◆ Task prompt:
The data below should be printed in full, exactly, and without any of its images.

◆ Stored rows:
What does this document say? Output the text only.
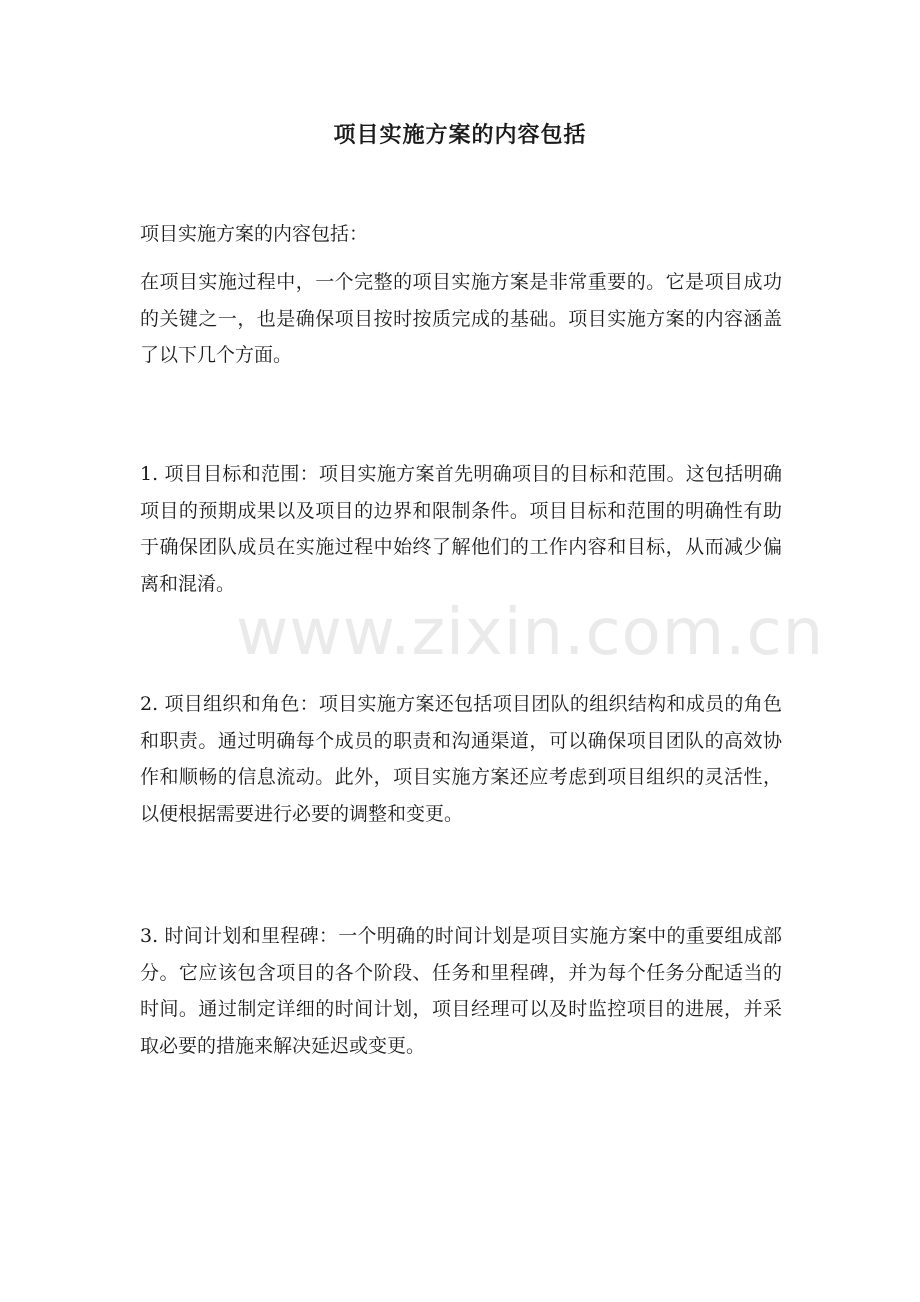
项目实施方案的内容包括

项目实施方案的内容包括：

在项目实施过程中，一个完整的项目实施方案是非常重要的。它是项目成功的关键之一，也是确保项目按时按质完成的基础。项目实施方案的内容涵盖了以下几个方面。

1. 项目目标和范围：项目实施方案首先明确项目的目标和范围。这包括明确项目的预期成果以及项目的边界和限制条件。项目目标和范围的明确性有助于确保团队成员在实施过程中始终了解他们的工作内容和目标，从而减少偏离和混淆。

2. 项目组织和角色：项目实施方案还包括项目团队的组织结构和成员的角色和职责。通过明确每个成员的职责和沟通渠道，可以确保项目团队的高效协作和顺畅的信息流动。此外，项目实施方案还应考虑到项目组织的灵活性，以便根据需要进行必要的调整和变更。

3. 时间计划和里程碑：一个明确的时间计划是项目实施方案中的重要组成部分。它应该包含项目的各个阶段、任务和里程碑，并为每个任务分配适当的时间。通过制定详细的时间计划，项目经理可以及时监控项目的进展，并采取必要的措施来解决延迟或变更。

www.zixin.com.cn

◆ Correct result:
What does this document say? Output the text only.
项目实施方案的内容包括

项目实施方案的内容包括：

在项目实施过程中，一个完整的项目实施方案是非常重要的。它是项目成功的关键之一，也是确保项目按时按质完成的基础。项目实施方案的内容涵盖了以下几个方面。

1. 项目目标和范围：项目实施方案首先明确项目的目标和范围。这包括明确项目的预期成果以及项目的边界和限制条件。项目目标和范围的明确性有助于确保团队成员在实施过程中始终了解他们的工作内容和目标，从而减少偏离和混淆。

2. 项目组织和角色：项目实施方案还包括项目团队的组织结构和成员的角色和职责。通过明确每个成员的职责和沟通渠道，可以确保项目团队的高效协作和顺畅的信息流动。此外，项目实施方案还应考虑到项目组织的灵活性，以便根据需要进行必要的调整和变更。

3. 时间计划和里程碑：一个明确的时间计划是项目实施方案中的重要组成部分。它应该包含项目的各个阶段、任务和里程碑，并为每个任务分配适当的时间。通过制定详细的时间计划，项目经理可以及时监控项目的进展，并采取必要的措施来解决延迟或变更。

www.zixin.com.cn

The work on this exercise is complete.